▸ EXERCISE BRIEF
Extract all of the entries and set them down verbatim.

Dataset records
Start
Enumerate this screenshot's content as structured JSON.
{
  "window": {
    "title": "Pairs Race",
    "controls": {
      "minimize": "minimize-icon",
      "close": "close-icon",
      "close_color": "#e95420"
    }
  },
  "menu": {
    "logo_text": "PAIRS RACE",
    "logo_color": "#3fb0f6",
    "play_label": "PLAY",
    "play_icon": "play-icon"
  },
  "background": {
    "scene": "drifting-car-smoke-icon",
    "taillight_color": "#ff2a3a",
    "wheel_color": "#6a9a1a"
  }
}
End
▸ ANSWER TO THIS PROBLEM
Enumerate this screenshot's content as structured JSON.
{
  "window": {
    "title": "Pairs Race",
    "controls": {
      "minimize": "minimize-icon",
      "close": "close-icon",
      "close_color": "#e95420"
    }
  },
  "menu": {
    "logo_text": "PAIRS RACE",
    "logo_color": "#3fb0f6",
    "play_label": "PLAY",
    "play_icon": "play-icon"
  },
  "background": {
    "scene": "drifting-car-smoke-icon",
    "taillight_color": "#ff2a3a",
    "wheel_color": "#6a9a1a"
  }
}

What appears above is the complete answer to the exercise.